WHAT YOU WILL DO:
Copy out every line in which the string "Assessment" occurs.

* start *

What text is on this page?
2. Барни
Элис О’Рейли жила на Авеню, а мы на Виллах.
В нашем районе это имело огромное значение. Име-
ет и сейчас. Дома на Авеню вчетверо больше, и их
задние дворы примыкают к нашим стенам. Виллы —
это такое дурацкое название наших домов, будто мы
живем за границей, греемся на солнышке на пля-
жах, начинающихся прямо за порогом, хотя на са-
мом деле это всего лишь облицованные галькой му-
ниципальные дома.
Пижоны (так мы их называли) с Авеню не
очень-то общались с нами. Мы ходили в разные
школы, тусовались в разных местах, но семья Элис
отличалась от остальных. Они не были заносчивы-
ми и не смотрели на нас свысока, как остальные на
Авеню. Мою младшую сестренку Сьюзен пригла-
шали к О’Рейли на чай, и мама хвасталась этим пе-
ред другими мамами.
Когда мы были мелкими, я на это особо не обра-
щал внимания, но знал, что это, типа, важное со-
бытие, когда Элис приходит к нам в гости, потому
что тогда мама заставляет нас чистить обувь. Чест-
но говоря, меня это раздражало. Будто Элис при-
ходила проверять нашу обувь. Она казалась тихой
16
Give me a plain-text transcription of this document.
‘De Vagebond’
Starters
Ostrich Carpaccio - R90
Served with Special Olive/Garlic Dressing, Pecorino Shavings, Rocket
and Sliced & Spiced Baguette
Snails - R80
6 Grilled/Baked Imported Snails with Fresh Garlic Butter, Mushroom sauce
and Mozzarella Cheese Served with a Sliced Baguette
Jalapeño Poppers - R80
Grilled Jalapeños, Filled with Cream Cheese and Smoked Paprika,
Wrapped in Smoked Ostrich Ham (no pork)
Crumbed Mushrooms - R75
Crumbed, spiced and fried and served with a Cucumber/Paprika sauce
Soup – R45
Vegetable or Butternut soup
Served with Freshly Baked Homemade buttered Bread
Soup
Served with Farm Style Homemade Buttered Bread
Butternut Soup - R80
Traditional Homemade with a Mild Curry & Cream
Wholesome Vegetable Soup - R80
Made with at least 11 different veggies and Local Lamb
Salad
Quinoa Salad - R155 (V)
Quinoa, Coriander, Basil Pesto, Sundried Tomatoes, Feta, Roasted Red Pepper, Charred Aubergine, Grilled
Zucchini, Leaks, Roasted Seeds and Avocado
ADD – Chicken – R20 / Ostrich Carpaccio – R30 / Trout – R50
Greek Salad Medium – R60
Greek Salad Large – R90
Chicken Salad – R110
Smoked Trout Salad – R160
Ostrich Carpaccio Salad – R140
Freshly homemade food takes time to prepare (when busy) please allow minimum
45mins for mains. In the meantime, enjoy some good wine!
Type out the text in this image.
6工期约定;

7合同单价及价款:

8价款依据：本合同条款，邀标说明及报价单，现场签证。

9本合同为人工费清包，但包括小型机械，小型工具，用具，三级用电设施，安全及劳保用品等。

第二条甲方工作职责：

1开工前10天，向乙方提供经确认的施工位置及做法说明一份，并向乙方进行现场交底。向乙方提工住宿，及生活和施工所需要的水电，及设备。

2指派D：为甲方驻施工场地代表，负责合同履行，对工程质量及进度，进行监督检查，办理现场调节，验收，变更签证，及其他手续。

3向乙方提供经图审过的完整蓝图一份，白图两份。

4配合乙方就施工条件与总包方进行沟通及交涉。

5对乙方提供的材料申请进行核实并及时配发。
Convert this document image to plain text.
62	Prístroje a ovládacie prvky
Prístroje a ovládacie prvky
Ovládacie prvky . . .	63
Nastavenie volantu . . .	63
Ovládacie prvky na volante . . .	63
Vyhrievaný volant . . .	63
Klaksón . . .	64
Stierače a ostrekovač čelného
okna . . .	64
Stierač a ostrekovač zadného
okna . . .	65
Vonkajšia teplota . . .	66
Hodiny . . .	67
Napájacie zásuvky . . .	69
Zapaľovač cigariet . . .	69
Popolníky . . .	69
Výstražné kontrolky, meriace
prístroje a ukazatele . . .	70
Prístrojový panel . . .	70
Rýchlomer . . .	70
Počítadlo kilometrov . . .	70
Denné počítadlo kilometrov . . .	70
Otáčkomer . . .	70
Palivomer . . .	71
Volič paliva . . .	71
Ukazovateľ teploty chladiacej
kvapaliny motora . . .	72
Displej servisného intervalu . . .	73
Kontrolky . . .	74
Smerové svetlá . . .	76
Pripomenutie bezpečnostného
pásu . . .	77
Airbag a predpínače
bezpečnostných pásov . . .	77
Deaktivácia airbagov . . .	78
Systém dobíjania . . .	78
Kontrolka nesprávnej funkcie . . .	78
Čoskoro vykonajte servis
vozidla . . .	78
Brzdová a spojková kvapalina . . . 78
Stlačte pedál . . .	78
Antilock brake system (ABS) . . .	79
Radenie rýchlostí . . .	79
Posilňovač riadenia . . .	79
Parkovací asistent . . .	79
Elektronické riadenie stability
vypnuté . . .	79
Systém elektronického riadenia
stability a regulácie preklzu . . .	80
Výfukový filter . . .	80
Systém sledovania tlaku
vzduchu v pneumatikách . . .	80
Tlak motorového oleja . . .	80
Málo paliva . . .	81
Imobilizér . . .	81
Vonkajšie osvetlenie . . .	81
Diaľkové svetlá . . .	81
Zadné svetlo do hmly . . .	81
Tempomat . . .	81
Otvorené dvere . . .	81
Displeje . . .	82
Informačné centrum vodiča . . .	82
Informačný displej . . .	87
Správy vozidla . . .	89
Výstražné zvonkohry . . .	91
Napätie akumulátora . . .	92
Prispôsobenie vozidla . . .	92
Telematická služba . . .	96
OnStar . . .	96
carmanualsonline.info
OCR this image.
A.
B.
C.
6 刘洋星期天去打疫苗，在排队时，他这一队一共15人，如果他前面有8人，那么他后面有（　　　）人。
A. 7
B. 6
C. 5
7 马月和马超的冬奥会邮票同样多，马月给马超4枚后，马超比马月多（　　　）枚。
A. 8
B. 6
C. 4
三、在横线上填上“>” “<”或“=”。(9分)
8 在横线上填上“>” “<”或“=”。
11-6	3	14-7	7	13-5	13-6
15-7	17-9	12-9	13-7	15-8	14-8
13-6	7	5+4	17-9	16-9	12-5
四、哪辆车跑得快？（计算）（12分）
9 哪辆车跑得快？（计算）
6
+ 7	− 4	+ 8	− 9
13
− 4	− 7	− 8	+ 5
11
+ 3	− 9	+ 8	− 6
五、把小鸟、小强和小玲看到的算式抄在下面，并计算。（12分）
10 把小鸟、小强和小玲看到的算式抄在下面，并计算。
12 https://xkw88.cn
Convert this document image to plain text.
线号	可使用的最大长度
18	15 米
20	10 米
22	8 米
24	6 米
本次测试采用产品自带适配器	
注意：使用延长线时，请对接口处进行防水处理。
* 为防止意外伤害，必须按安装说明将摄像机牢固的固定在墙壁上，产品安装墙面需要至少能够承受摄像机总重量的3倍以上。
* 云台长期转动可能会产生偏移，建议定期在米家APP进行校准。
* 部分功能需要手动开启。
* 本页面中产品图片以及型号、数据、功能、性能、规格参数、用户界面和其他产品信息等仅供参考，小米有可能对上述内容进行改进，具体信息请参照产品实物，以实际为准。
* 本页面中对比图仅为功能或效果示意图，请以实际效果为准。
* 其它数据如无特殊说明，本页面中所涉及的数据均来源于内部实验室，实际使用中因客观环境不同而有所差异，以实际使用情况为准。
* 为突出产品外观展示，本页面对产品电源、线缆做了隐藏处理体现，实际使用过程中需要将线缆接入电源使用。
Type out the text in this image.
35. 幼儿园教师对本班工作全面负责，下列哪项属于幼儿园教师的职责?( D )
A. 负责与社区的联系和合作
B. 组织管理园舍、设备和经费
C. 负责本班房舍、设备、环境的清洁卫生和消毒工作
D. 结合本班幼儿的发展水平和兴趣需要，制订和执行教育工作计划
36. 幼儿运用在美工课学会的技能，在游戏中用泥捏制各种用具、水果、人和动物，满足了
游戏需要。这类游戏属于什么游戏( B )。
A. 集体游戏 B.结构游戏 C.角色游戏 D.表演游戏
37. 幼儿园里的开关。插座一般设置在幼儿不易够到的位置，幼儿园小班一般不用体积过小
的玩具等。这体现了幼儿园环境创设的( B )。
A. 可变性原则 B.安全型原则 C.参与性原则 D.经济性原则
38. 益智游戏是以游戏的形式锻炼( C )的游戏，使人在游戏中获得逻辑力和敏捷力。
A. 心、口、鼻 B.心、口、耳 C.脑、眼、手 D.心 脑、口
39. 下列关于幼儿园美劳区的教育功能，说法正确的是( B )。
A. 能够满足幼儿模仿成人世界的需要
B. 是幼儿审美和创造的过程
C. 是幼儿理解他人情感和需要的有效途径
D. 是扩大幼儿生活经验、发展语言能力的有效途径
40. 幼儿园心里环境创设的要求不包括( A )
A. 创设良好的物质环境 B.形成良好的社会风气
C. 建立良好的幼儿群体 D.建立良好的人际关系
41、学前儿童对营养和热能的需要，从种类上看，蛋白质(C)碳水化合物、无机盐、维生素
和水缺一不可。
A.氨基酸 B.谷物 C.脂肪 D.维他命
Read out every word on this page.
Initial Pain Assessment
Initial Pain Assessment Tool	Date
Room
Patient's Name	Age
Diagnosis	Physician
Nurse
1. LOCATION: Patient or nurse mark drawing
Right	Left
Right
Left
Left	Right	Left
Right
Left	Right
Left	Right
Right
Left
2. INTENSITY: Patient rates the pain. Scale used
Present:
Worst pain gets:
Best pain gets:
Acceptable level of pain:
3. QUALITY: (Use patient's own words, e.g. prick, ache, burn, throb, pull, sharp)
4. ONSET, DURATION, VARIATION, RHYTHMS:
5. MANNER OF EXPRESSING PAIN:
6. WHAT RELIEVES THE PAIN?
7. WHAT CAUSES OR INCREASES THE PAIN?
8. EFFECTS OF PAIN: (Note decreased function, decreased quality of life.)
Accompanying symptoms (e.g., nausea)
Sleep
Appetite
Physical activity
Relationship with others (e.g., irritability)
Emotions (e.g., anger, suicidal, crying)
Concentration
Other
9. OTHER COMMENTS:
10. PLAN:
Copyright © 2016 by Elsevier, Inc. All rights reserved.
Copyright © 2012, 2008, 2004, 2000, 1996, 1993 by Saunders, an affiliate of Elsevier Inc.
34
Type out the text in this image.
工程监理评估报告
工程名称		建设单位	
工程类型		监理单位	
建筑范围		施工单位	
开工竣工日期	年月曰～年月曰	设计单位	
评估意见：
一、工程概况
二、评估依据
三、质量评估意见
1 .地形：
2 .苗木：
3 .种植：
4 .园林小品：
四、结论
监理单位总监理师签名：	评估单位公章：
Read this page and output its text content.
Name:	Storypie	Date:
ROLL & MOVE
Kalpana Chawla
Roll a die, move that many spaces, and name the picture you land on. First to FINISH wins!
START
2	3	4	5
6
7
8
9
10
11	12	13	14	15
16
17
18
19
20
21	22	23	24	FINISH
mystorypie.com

* end *

WRITTEN SOLUTION:
Initial Pain Assessment
Initial Pain Assessment Tool	Date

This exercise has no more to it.